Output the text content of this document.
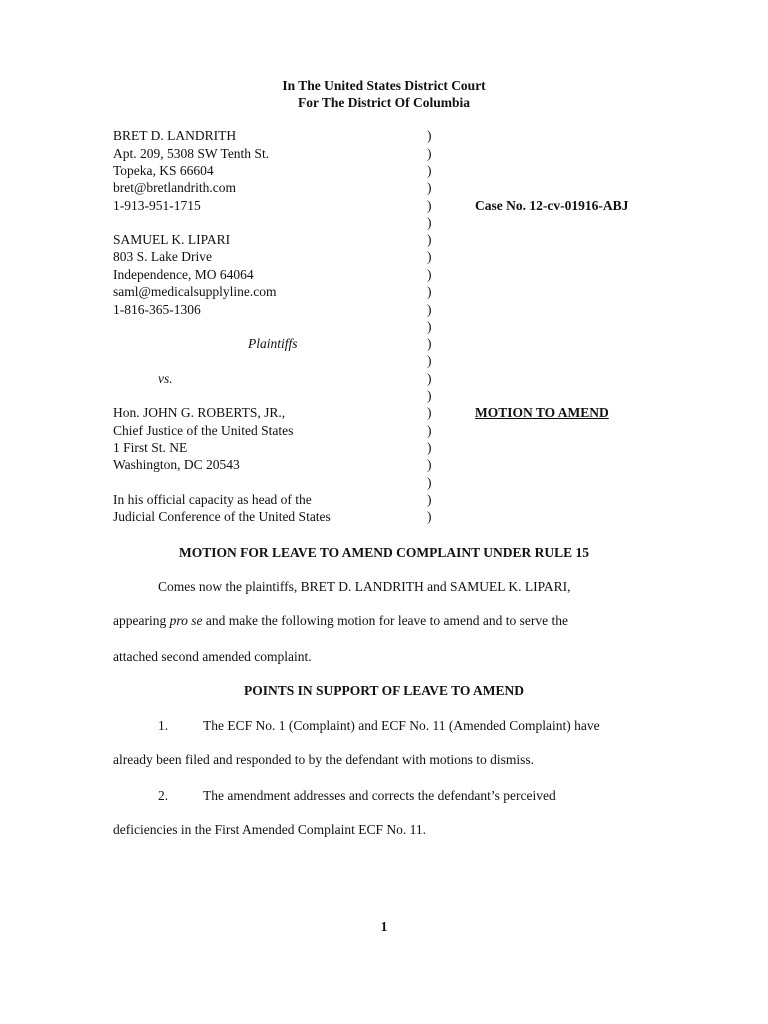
In The United States District Court
For The District Of Columbia
BRET D. LANDRITH
Apt. 209, 5308 SW Tenth St.
Topeka, KS 66604
bret@bretlandrith.com
1-913-951-1715
SAMUEL K. LIPARI
803 S. Lake Drive
Independence, MO 64064
saml@medicalsupplyline.com
1-816-365-1306
Plaintiffs
vs.
Hon. JOHN G. ROBERTS, JR.,
Chief Justice of the United States
1 First St. NE
Washington, DC 20543
In his official capacity as head of the
Judicial Conference of the United States
)
)
)
)
)
)
)
)
)
)
)
)
)
)
)
)
)
)
)
)
)
)
)
Case No. 12-cv-01916-ABJ
MOTION TO AMEND
MOTION FOR LEAVE TO AMEND COMPLAINT UNDER RULE 15
Comes now the plaintiffs, BRET D. LANDRITH and SAMUEL K. LIPARI,
appearing pro se and make the following motion for leave to amend and to serve the
attached second amended complaint.
POINTS IN SUPPORT OF LEAVE TO AMEND
1.	The ECF No. 1 (Complaint) and ECF No. 11 (Amended Complaint) have
already been filed and responded to by the defendant with motions to dismiss.
2.	The amendment addresses and corrects the defendant’s perceived
deficiencies in the First Amended Complaint ECF No. 11.
1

Written task: All the records above need to be given again word for word. Skip the pictures.

Finished answer:
Output the text content of this document.
In The United States District Court
For The District Of Columbia
BRET D. LANDRITH
Apt. 209, 5308 SW Tenth St.
Topeka, KS 66604
bret@bretlandrith.com
1-913-951-1715
SAMUEL K. LIPARI
803 S. Lake Drive
Independence, MO 64064
saml@medicalsupplyline.com
1-816-365-1306
Plaintiffs
vs.
Hon. JOHN G. ROBERTS, JR.,
Chief Justice of the United States
1 First St. NE
Washington, DC 20543
In his official capacity as head of the
Judicial Conference of the United States
)
)
)
)
)
)
)
)
)
)
)
)
)
)
)
)
)
)
)
)
)
)
)
Case No. 12-cv-01916-ABJ
MOTION TO AMEND
MOTION FOR LEAVE TO AMEND COMPLAINT UNDER RULE 15
Comes now the plaintiffs, BRET D. LANDRITH and SAMUEL K. LIPARI,
appearing pro se and make the following motion for leave to amend and to serve the
attached second amended complaint.
POINTS IN SUPPORT OF LEAVE TO AMEND
1.	The ECF No. 1 (Complaint) and ECF No. 11 (Amended Complaint) have
already been filed and responded to by the defendant with motions to dismiss.
2.	The amendment addresses and corrects the defendant’s perceived
deficiencies in the First Amended Complaint ECF No. 11.
1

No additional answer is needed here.